◆ REQUIRED TASK
Within the records that follow, find every line containing the string "this". Copy those lines.

** START DATASET **

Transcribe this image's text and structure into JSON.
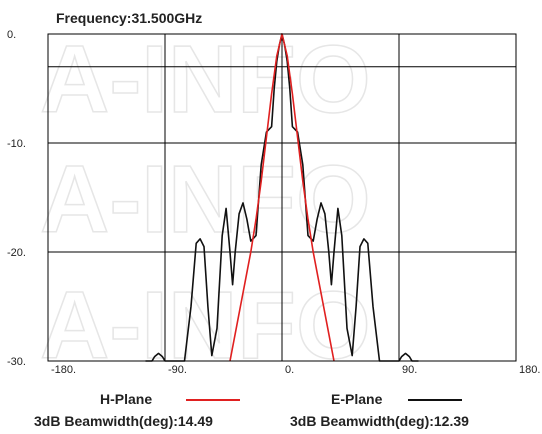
{
  "chart_data": {
    "type": "line",
    "title": "Frequency:31.500GHz",
    "xlim": [
      -180,
      180
    ],
    "ylim": [
      -30,
      0
    ],
    "x_ticks": [
      -180,
      -90,
      0,
      90,
      180
    ],
    "x_tick_labels": [
      "-180.",
      "-90.",
      "0.",
      "90.",
      "180."
    ],
    "y_ticks": [
      0,
      -10,
      -20,
      -30
    ],
    "y_tick_labels": [
      "0.",
      "-10.",
      "-20.",
      "-30."
    ],
    "grid": true,
    "watermark": "A-INFO",
    "series": [
      {
        "name": "H-Plane",
        "color": "#e02020",
        "beamwidth_label": "3dB Beamwidth(deg):14.49",
        "x": [
          -40,
          -36,
          -32,
          -28,
          -24,
          -20,
          -16,
          -12,
          -8,
          -4,
          0,
          4,
          8,
          12,
          16,
          20,
          24,
          28,
          32,
          36,
          40
        ],
        "y": [
          -30,
          -27.5,
          -25,
          -22.5,
          -20,
          -17,
          -13.5,
          -9.5,
          -5.5,
          -2,
          0,
          -2,
          -5.5,
          -9.5,
          -13.5,
          -17,
          -20,
          -22.5,
          -25,
          -27.5,
          -30
        ]
      },
      {
        "name": "E-Plane",
        "color": "#111111",
        "beamwidth_label": "3dB Beamwidth(deg):12.39",
        "x": [
          -105,
          -100,
          -98,
          -95,
          -92,
          -90,
          -86,
          -75,
          -70,
          -66,
          -63,
          -60,
          -57,
          -54,
          -50,
          -46,
          -43,
          -40,
          -38,
          -36,
          -33,
          -30,
          -27,
          -24,
          -20,
          -16,
          -12,
          -8,
          -6,
          -4,
          -2,
          0,
          2,
          4,
          6,
          8,
          12,
          16,
          20,
          24,
          27,
          30,
          33,
          36,
          38,
          40,
          43,
          46,
          50,
          54,
          57,
          60,
          63,
          66,
          70,
          75,
          86,
          90,
          92,
          95,
          98,
          100,
          105
        ],
        "y": [
          -30,
          -30,
          -29.6,
          -29.3,
          -29.6,
          -30,
          -30,
          -30,
          -25,
          -19.2,
          -18.8,
          -19.5,
          -25,
          -29.5,
          -27,
          -18.5,
          -16,
          -20,
          -23,
          -20,
          -16.5,
          -15.5,
          -17,
          -19,
          -18.5,
          -12,
          -9,
          -8.5,
          -5,
          -2.5,
          -1,
          0,
          -1,
          -2.5,
          -5,
          -8.5,
          -9,
          -12,
          -18.5,
          -19,
          -17,
          -15.5,
          -16.5,
          -20,
          -23,
          -20,
          -16,
          -18.5,
          -27,
          -29.5,
          -25,
          -19.5,
          -18.8,
          -19.2,
          -25,
          -30,
          -30,
          -30,
          -29.6,
          -29.3,
          -29.6,
          -30,
          -30
        ]
      }
    ]
  }
}
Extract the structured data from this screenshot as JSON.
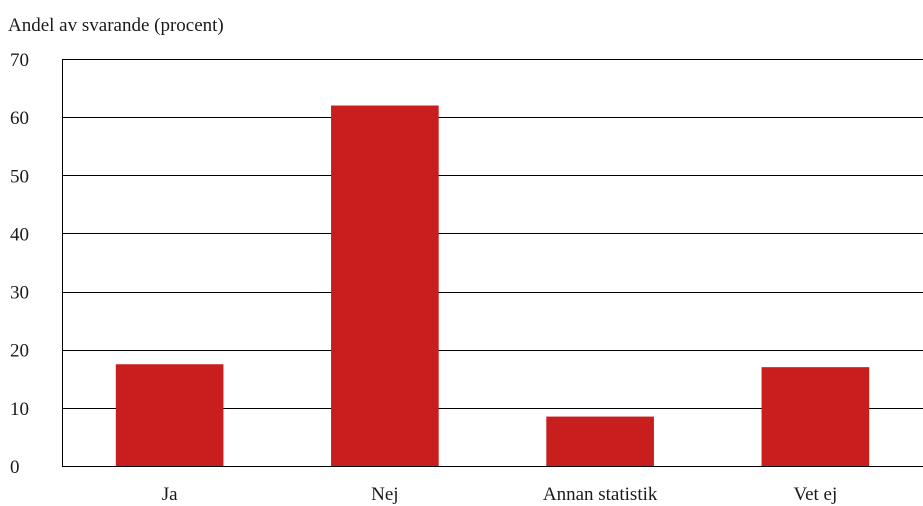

** END DATASET **

◆ THE ANSWER
Transcribe this image's text and structure into JSON.
Extract the structured data from this screenshot as JSON.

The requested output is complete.